>> BEGIN Material supplied
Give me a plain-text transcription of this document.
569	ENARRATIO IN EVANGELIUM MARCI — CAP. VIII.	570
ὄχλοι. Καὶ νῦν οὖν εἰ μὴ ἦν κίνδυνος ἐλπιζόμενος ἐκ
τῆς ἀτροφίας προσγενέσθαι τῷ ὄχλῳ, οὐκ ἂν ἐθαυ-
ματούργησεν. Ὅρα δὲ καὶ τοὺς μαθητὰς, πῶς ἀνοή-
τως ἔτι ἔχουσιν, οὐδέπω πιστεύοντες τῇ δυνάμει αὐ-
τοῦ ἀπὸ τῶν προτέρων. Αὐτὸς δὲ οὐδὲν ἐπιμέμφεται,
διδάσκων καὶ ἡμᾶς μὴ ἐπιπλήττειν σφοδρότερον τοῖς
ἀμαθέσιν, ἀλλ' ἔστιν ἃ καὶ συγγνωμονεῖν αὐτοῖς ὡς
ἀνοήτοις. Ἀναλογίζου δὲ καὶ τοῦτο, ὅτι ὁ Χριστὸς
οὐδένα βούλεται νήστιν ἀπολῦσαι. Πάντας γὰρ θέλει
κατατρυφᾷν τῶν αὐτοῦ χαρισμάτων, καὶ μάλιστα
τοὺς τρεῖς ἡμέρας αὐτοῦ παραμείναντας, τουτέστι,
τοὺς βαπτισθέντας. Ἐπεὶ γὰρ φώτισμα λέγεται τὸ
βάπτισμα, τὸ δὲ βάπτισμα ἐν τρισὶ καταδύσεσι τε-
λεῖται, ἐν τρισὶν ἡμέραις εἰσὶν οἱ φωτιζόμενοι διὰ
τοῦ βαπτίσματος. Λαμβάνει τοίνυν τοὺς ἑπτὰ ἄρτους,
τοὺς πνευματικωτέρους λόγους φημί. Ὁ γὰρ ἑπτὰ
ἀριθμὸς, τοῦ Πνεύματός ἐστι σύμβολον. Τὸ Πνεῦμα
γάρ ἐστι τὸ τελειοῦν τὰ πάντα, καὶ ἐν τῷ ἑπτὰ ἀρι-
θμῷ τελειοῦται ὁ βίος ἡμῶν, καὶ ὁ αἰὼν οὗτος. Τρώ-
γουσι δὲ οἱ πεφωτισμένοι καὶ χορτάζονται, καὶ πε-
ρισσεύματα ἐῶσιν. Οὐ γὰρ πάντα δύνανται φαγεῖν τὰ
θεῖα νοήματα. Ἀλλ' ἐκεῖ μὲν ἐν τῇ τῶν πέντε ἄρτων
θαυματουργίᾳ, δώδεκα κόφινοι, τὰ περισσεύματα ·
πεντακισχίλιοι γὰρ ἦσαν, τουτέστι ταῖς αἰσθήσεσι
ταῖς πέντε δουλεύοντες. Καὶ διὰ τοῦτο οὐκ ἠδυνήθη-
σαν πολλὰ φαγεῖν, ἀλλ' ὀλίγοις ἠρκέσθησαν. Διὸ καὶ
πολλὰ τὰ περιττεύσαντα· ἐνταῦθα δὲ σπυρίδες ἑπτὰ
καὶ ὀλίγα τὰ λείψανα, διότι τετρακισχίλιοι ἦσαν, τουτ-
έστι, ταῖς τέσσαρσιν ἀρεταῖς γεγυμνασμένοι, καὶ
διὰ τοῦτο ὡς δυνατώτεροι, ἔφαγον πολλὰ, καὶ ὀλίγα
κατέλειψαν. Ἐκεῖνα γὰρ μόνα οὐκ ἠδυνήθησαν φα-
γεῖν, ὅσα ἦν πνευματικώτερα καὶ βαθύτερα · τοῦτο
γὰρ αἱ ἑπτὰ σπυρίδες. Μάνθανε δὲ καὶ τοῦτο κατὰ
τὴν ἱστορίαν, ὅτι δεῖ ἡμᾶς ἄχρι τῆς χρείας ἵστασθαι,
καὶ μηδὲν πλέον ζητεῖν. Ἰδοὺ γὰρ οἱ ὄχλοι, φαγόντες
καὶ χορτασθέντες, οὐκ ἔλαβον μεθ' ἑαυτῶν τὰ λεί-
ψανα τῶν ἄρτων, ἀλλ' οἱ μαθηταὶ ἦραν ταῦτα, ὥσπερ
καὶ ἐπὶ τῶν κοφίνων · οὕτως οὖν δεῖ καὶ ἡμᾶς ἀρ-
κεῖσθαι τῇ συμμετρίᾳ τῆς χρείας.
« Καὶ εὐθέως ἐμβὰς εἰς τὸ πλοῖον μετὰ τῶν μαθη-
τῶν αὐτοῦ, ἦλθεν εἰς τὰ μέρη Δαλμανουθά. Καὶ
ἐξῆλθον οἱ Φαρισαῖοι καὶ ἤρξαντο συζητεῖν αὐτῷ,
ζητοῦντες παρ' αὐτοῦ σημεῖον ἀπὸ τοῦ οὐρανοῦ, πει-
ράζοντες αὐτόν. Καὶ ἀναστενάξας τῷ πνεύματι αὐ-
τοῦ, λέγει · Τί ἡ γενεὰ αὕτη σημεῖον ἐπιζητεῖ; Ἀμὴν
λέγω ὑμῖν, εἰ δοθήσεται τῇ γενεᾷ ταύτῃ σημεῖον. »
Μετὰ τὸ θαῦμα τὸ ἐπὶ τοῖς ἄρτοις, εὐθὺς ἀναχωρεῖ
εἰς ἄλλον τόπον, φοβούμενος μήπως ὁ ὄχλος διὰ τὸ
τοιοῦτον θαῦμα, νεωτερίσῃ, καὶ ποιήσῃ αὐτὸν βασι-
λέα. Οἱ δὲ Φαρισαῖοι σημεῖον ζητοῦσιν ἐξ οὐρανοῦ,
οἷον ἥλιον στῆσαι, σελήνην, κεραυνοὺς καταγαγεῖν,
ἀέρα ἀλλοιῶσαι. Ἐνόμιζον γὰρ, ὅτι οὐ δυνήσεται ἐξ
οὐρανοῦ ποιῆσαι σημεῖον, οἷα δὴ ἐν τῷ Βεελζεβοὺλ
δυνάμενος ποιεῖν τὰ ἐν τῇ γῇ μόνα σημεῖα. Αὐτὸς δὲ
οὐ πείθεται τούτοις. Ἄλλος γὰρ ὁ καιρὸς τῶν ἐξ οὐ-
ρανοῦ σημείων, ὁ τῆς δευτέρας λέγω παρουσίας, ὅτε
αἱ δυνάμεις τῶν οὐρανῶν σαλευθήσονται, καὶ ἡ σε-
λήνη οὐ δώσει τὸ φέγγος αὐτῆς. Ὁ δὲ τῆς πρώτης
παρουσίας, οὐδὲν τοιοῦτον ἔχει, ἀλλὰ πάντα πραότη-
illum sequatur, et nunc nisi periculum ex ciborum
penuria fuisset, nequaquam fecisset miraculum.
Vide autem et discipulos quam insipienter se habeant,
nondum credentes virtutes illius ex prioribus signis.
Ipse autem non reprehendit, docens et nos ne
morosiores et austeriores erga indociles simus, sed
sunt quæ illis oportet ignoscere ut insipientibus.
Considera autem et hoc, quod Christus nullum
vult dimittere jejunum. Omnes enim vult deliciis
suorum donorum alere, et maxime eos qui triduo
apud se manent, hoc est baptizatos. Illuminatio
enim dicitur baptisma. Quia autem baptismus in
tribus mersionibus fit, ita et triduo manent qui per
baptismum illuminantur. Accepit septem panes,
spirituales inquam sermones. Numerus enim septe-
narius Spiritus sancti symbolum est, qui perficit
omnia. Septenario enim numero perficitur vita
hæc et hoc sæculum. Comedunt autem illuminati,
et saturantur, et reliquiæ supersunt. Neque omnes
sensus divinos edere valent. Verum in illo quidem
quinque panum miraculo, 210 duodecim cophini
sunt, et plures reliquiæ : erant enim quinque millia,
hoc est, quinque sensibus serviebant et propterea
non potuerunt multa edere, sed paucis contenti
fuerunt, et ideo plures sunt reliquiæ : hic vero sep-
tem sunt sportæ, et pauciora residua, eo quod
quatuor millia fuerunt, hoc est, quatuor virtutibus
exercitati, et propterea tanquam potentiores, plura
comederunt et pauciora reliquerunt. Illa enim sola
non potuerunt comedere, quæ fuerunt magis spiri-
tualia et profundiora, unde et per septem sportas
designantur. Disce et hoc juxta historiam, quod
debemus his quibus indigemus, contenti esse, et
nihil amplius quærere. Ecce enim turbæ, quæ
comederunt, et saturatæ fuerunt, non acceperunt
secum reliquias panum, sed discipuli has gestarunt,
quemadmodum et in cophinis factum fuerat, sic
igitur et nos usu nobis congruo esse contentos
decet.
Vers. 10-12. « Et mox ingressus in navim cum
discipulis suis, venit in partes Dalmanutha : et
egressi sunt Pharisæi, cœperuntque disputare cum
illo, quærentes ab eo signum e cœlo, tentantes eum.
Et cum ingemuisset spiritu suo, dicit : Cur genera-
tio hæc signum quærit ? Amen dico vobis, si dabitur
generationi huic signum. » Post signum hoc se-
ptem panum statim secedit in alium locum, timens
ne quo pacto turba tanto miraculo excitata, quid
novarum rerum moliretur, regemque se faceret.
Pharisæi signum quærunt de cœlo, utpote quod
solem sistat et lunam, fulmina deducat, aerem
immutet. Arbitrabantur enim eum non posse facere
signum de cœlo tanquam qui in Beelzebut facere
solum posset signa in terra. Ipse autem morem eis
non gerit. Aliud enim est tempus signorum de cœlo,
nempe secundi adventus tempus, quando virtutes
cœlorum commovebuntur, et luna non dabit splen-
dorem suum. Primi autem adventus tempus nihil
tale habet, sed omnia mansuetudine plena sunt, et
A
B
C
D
>> END Material supplied
>> BEGIN Material supplied
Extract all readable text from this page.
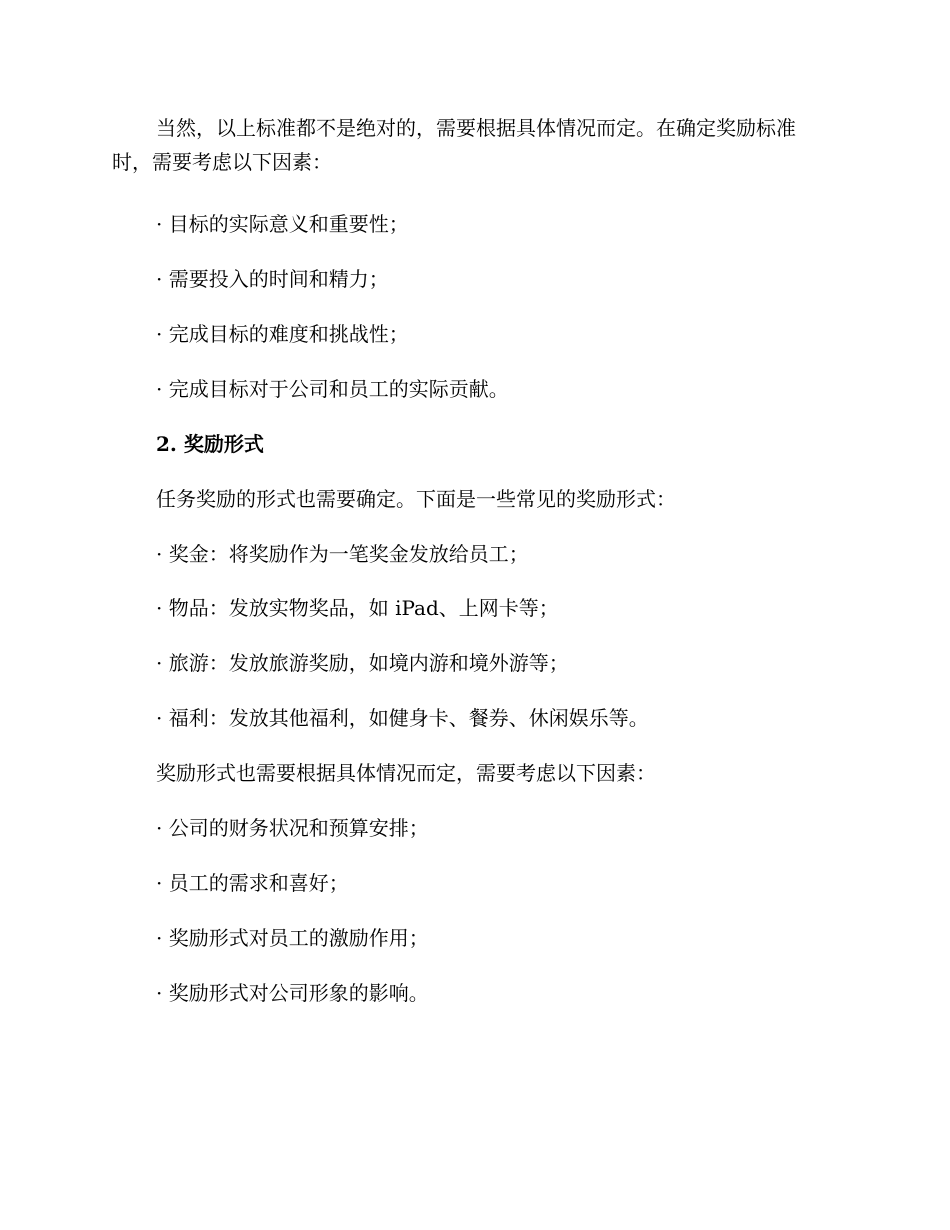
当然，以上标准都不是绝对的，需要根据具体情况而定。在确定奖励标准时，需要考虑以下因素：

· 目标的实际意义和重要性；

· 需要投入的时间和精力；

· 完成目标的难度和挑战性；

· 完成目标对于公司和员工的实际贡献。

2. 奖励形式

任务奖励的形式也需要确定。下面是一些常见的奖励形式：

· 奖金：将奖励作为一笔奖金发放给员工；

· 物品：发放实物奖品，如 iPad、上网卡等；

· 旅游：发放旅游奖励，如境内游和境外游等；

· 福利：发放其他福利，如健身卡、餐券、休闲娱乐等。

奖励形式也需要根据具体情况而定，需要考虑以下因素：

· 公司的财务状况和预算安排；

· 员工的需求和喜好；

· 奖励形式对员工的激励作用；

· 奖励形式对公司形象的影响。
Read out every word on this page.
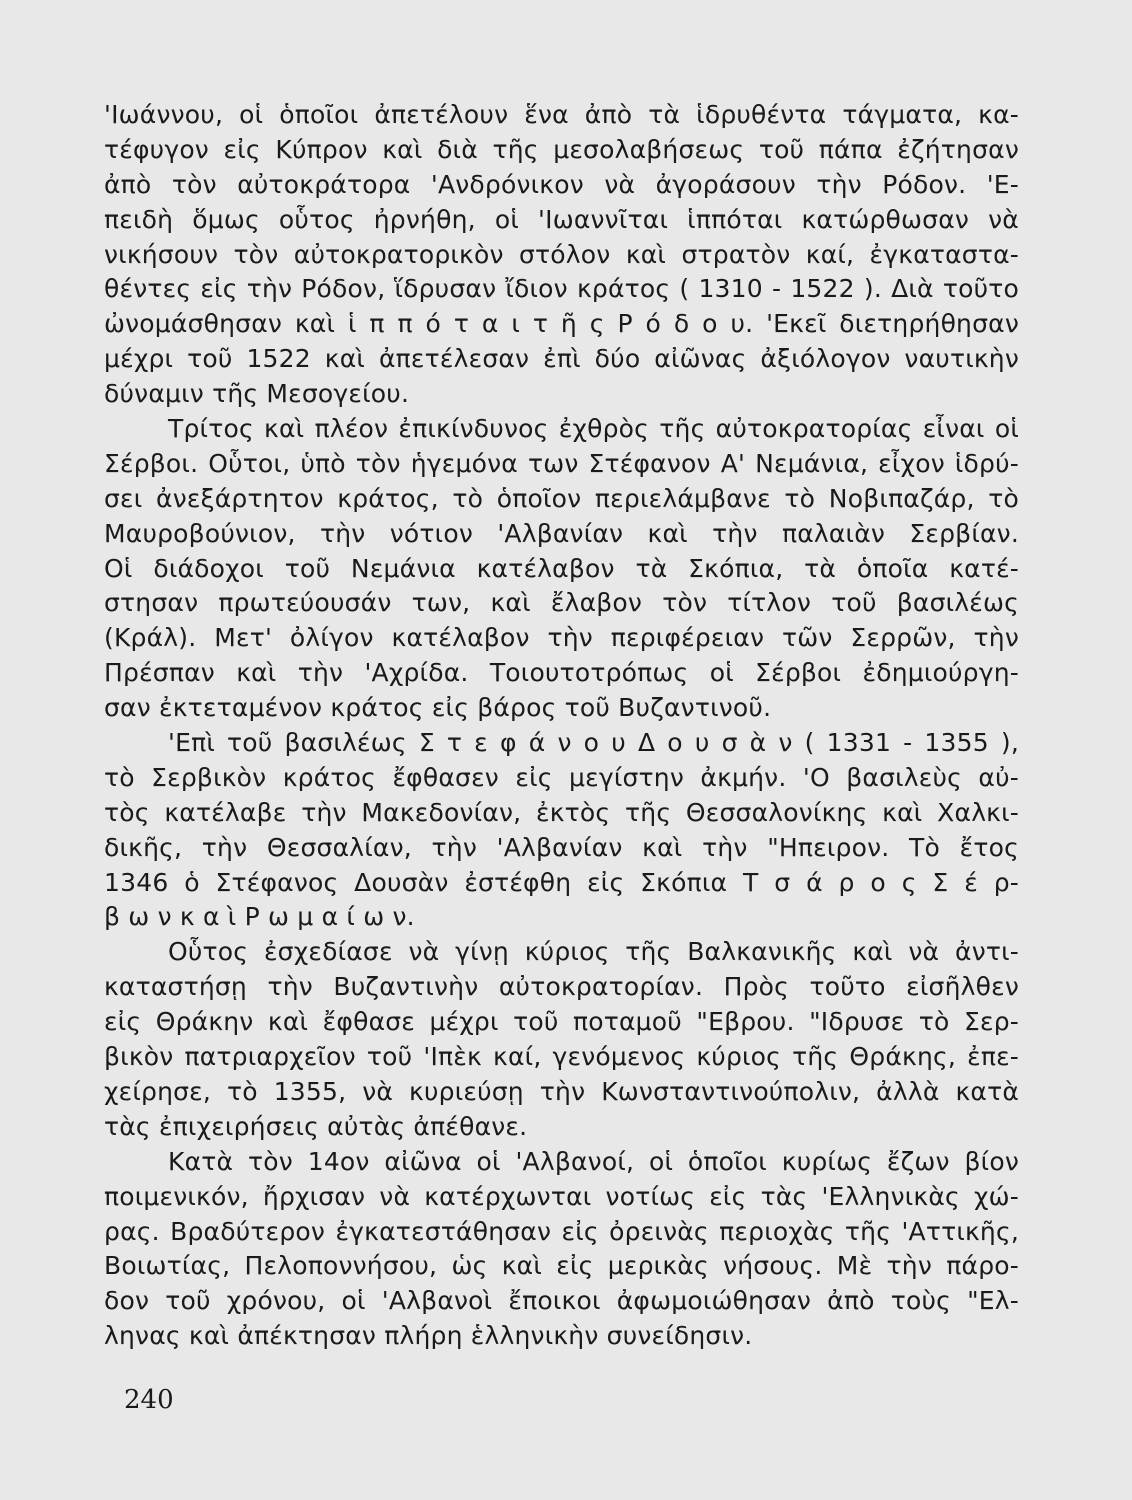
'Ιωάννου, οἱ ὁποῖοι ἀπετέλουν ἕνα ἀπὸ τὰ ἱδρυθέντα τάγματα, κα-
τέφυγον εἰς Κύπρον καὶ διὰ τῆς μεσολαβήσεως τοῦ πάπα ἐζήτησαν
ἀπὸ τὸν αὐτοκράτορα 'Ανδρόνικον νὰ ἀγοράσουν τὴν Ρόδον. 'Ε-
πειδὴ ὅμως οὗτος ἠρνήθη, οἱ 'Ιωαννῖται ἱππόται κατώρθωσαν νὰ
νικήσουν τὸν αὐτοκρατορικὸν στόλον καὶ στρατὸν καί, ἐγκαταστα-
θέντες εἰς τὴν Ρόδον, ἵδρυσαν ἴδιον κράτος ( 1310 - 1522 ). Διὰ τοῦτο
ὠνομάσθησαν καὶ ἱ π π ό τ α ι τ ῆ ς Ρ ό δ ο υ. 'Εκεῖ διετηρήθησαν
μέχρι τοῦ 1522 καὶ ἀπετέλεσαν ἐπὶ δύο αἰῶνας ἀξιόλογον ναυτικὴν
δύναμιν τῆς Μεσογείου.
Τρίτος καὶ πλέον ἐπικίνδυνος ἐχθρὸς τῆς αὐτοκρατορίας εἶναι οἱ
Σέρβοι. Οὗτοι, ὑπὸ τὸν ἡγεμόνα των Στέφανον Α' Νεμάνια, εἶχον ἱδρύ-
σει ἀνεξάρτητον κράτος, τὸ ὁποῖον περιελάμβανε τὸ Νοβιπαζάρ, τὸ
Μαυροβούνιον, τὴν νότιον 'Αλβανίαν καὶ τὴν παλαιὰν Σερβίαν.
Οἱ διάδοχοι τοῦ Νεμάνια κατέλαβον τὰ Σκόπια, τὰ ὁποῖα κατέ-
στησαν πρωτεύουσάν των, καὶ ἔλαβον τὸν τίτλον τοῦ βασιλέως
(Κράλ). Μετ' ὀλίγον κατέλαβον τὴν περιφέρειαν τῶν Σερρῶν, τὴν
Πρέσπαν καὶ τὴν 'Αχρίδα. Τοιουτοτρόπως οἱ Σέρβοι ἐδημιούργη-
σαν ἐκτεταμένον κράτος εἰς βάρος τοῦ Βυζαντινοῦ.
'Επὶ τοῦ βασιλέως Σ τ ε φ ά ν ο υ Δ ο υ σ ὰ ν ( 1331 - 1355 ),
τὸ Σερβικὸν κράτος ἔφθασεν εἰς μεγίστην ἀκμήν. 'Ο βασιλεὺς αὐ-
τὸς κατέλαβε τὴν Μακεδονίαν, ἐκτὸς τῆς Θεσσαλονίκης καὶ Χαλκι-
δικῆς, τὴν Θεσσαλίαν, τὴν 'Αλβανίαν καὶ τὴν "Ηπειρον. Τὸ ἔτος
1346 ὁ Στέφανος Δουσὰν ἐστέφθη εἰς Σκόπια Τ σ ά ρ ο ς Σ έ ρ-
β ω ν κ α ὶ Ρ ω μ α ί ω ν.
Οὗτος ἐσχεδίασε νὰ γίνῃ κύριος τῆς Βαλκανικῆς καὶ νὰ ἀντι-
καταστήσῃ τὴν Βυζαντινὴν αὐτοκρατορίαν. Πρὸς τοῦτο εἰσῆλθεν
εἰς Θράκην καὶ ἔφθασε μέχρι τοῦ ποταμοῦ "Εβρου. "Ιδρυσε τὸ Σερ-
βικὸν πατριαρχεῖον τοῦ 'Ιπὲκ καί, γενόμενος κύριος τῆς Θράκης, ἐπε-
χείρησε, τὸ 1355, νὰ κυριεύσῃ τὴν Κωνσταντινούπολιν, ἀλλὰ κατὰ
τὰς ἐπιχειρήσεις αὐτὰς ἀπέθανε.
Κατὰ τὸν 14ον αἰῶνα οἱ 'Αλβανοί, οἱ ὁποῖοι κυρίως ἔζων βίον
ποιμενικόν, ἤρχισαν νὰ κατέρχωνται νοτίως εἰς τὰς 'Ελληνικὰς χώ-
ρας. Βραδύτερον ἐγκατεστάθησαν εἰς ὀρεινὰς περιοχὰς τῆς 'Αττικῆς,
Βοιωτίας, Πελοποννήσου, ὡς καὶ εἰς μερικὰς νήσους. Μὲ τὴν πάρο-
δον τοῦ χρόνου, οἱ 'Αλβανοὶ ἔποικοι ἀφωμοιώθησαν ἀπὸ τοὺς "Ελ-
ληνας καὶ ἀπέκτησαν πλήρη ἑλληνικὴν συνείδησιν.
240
>> END Material supplied
[Set exercise]: Show each line holding the word "τουτέστι".

[Expected output]:
τοὺς τρεῖς ἡμέρας αὐτοῦ παραμείναντας, τουτέστι,
πεντακισχίλιοι γὰρ ἦσαν, τουτέστι ταῖς αἰσθήσεσι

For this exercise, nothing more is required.